What the task asks
Convert the data into a JSON list of strings, one string per line with blank lines omitted, starting at the first line of the data and ending at the line that contains "- y-tick-label: 170: [14, 512, 62, 544]", both included.
-- Start Data supplied --
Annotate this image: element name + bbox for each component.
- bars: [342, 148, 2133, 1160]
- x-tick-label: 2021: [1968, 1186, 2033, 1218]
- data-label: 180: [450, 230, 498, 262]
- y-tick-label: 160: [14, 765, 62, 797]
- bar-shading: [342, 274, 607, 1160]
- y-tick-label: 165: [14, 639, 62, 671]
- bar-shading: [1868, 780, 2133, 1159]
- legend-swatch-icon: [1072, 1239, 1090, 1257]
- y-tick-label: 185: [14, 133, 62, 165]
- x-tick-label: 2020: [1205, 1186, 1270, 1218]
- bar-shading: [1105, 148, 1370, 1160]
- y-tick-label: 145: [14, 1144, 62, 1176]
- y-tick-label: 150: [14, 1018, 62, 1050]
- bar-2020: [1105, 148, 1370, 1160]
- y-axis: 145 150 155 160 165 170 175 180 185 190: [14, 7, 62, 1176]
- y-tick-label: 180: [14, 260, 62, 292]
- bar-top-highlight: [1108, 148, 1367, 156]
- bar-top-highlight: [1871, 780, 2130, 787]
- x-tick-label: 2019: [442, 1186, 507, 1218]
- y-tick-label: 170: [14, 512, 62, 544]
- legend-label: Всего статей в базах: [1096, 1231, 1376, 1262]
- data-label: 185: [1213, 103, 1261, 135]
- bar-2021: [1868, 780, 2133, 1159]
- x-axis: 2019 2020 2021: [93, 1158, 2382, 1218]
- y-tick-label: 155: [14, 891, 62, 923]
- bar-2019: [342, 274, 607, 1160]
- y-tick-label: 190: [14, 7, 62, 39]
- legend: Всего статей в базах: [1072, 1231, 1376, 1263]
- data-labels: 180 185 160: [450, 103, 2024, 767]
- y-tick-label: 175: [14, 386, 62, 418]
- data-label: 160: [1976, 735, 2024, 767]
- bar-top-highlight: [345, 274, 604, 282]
-- End Data supplied --
Solution to this exercise
[
  "Annotate this image: element name + bbox for each component.",
  "- bars: [342, 148, 2133, 1160]",
  "- x-tick-label: 2021: [1968, 1186, 2033, 1218]",
  "- data-label: 180: [450, 230, 498, 262]",
  "- y-tick-label: 160: [14, 765, 62, 797]",
  "- bar-shading: [342, 274, 607, 1160]",
  "- y-tick-label: 165: [14, 639, 62, 671]",
  "- bar-shading: [1868, 780, 2133, 1159]",
  "- legend-swatch-icon: [1072, 1239, 1090, 1257]",
  "- y-tick-label: 185: [14, 133, 62, 165]",
  "- x-tick-label: 2020: [1205, 1186, 1270, 1218]",
  "- bar-shading: [1105, 148, 1370, 1160]",
  "- y-tick-label: 145: [14, 1144, 62, 1176]",
  "- y-tick-label: 150: [14, 1018, 62, 1050]",
  "- bar-2020: [1105, 148, 1370, 1160]",
  "- y-axis: 145 150 155 160 165 170 175 180 185 190: [14, 7, 62, 1176]",
  "- y-tick-label: 180: [14, 260, 62, 292]",
  "- bar-top-highlight: [1108, 148, 1367, 156]",
  "- bar-top-highlight: [1871, 780, 2130, 787]",
  "- x-tick-label: 2019: [442, 1186, 507, 1218]",
  "- y-tick-label: 170: [14, 512, 62, 544]"
]